#### Excerpted passage:
· · · · ·

Microsoft announced on Wednesday thatwill ship to customers via software upgrades or with new PC purchases on October 26, 2012. This report confirms my exclusive report from last week, when I revealed on the Windows Weekly podcast that the Windows 8 software would not ship in full product versions but only in upgrade packaging.
Note the way this event is described on Microsoft’s Blogging Windows blog. “Steven Sinofsky announced at Microsoft’s annual sales meeting that customers will be able to get Windows 8—whether in upgrade fashion or on a new PC—starting on October 26th,” the post reads.
On the July 12 episode of Windows Weekly, I revealed that there will be no retail full versions of Windows 8—only upgrade versions. (I mentioned this again in Short Takes a day later.) Since then, I’ve received the documentation supporting this claim: “For Windows 8, Microsoft will only offer an upgrade version of Windows 8 through the retail channel,” the document reads. “This is the license an end user would purchase who wants to upgrade their current PC from a prior version of Windows to Windows 8.”

· · · · ·

#### The data:
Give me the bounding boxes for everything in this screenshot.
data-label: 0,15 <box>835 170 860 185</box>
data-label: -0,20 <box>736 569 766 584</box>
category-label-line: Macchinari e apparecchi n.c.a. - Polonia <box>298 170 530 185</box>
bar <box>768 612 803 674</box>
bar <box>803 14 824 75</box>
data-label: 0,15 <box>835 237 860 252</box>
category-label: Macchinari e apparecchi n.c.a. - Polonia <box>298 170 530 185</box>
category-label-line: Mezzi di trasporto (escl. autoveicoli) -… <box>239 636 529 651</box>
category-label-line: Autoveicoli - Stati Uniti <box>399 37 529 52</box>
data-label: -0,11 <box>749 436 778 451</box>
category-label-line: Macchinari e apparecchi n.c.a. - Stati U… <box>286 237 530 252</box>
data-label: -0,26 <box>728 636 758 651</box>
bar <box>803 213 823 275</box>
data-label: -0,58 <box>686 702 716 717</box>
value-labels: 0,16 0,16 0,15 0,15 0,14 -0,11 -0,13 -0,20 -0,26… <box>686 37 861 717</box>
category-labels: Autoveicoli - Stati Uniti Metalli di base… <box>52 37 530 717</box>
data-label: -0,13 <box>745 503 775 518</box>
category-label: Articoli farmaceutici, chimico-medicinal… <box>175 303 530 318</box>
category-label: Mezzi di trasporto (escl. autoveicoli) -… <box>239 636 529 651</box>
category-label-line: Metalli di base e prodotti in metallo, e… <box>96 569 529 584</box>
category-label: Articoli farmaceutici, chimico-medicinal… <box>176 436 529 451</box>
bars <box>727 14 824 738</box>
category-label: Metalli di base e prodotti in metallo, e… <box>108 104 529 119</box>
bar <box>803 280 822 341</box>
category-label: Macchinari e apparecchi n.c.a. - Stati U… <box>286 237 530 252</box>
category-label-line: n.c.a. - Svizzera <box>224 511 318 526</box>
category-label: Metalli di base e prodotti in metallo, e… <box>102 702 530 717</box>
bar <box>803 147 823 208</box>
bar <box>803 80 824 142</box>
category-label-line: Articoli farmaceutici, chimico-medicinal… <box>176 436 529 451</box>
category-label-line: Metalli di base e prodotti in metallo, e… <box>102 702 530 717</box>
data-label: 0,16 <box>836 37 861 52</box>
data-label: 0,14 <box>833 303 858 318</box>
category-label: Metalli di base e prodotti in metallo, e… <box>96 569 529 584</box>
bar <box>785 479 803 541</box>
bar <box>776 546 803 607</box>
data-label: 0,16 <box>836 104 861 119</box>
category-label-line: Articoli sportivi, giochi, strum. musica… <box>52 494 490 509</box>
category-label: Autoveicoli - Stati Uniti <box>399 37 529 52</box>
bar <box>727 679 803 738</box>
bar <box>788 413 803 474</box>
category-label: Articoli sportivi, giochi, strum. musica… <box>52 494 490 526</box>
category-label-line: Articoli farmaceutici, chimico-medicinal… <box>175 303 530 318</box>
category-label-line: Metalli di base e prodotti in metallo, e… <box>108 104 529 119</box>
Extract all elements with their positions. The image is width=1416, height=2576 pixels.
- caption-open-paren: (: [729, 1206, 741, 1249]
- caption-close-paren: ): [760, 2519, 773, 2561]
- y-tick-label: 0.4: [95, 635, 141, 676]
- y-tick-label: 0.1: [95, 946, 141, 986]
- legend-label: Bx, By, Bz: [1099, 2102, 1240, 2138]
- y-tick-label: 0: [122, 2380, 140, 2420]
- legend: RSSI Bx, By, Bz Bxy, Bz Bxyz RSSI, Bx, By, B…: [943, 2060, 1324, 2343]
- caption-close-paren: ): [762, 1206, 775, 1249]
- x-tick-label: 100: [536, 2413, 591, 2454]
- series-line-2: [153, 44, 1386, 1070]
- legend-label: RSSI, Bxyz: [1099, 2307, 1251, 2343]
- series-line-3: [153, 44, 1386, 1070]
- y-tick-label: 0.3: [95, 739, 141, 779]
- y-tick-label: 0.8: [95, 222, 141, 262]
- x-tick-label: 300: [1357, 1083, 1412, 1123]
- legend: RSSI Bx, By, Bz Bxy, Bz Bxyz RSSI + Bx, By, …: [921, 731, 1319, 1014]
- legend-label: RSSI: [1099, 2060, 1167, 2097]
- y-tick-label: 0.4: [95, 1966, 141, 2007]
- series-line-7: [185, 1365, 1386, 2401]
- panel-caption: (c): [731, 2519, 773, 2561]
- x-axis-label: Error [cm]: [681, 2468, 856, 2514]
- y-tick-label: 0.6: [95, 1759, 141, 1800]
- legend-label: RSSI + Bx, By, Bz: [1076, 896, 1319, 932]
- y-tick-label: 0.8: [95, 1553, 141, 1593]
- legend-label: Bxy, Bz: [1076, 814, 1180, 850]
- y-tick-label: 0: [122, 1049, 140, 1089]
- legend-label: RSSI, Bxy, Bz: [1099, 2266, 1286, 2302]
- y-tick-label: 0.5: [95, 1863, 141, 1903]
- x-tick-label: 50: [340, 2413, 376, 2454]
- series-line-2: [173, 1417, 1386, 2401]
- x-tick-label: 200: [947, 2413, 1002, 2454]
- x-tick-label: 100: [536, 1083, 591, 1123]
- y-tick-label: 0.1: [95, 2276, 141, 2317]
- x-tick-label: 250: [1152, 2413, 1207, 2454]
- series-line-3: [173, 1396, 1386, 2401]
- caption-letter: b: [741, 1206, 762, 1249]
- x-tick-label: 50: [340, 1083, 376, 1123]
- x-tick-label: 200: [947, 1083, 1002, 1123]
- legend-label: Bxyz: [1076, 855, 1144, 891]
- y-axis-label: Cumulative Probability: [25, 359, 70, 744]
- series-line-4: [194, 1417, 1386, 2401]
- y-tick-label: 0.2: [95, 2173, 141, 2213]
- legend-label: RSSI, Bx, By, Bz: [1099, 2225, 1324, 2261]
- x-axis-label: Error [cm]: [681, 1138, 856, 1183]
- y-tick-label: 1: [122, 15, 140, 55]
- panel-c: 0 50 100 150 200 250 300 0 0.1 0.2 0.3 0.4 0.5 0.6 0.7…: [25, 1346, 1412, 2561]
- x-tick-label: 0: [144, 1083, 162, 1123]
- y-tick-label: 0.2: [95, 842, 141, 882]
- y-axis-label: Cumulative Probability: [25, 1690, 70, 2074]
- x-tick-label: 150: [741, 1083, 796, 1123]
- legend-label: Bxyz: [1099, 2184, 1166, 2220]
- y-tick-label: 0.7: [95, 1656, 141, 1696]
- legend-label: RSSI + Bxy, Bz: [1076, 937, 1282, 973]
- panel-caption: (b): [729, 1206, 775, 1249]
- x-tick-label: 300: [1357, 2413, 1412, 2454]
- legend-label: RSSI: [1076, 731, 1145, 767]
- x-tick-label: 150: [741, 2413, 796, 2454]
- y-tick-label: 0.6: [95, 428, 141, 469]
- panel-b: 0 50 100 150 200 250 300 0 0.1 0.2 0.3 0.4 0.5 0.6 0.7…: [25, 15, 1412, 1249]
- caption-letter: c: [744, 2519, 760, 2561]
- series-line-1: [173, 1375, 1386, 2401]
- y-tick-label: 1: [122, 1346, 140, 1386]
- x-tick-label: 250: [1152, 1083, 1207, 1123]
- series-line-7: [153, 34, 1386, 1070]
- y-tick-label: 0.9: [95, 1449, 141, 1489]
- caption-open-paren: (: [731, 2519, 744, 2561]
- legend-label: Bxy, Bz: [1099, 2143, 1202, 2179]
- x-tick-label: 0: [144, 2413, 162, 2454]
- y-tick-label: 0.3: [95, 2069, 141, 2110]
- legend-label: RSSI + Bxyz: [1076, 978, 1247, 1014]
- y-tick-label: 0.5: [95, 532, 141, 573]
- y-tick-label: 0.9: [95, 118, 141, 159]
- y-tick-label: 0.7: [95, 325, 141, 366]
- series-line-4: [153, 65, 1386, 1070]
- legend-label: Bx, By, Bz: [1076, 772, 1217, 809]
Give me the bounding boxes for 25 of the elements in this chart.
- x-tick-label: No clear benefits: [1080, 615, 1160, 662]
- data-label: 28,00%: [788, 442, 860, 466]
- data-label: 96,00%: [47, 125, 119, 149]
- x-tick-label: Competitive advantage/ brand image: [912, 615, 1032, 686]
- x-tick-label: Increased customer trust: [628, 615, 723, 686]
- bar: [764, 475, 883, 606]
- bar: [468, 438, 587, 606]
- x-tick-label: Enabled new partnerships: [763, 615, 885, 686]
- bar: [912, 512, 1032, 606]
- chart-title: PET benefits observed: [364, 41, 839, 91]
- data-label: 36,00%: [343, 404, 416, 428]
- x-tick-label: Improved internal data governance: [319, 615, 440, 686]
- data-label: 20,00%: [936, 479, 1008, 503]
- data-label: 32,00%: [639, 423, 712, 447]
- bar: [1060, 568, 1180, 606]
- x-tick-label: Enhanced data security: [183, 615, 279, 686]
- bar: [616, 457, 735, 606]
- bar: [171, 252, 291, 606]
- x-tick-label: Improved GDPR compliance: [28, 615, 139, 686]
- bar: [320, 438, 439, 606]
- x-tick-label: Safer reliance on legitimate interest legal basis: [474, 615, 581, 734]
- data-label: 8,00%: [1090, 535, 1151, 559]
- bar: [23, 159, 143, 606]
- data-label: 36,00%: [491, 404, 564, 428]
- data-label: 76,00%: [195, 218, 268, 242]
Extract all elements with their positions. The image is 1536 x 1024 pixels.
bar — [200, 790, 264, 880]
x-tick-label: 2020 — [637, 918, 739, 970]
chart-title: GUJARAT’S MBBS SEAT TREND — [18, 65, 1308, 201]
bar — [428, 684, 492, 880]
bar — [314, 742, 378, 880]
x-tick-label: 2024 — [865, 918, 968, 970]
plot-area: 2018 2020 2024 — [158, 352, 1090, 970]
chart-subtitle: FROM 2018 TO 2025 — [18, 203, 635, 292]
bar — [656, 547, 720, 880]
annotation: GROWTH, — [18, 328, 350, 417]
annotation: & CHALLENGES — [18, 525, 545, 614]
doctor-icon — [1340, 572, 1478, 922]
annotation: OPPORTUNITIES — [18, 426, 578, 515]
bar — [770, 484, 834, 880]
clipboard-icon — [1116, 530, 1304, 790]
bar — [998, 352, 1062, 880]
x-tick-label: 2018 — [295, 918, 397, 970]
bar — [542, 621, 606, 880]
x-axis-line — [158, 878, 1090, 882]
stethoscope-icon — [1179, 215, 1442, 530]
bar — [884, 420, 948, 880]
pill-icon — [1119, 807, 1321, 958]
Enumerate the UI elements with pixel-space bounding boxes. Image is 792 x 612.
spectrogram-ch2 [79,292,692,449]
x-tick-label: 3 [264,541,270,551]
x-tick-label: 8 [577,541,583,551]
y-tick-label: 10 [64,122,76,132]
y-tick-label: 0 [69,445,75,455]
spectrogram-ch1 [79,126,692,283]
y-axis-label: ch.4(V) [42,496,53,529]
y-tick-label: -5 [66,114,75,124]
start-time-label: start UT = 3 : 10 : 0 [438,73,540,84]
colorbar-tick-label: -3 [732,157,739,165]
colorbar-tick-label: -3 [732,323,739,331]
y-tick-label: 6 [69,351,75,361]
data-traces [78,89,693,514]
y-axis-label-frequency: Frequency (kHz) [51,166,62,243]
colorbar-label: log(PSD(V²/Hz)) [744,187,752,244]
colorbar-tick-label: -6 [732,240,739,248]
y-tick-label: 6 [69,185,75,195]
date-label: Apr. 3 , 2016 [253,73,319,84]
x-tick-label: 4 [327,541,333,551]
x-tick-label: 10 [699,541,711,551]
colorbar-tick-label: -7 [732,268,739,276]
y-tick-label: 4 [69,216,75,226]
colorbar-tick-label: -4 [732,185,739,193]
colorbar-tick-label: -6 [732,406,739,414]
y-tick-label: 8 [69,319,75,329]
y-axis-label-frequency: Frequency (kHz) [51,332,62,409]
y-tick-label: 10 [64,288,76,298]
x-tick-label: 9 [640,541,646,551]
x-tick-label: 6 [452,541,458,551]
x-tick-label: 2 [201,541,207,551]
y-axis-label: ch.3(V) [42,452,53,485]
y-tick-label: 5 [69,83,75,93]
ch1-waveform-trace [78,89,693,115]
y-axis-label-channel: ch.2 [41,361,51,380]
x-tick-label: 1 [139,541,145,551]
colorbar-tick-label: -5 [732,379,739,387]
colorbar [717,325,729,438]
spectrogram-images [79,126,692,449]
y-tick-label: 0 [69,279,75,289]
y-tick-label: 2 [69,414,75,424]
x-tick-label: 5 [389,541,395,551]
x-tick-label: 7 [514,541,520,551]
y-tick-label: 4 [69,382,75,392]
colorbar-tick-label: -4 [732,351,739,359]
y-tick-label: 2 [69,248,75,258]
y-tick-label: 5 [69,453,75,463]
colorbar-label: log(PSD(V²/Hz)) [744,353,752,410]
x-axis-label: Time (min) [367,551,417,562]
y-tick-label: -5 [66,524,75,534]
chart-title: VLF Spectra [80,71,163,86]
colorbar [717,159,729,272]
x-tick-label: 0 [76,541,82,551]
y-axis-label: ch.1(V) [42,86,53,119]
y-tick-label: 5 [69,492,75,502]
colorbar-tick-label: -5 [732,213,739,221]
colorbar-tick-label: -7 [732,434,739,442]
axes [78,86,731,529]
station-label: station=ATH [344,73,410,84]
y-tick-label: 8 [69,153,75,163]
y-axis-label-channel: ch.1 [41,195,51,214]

· · · · ·

#### Work item:
Reproduce the whole Windows 8 release report word for word.

#### The answer:
Microsoft announced on Wednesday thatwill ship to customers via software upgrades or with new PC purchases on October 26, 2012. This report confirms my exclusive report from last week, when I revealed on the Windows Weekly podcast that the Windows 8 software would not ship in full product versions but only in upgrade packaging.
Note the way this event is described on Microsoft’s Blogging Windows blog. “Steven Sinofsky announced at Microsoft’s annual sales meeting that customers will be able to get Windows 8—whether in upgrade fashion or on a new PC—starting on October 26th,” the post reads.
On the July 12 episode of Windows Weekly, I revealed that there will be no retail full versions of Windows 8—only upgrade versions. (I mentioned this again in Short Takes a day later.) Since then, I’ve received the documentation supporting this claim: “For Windows 8, Microsoft will only offer an upgrade version of Windows 8 through the retail channel,” the document reads. “This is the license an end user would purchase who wants to upgrade their current PC from a prior version of Windows to Windows 8.”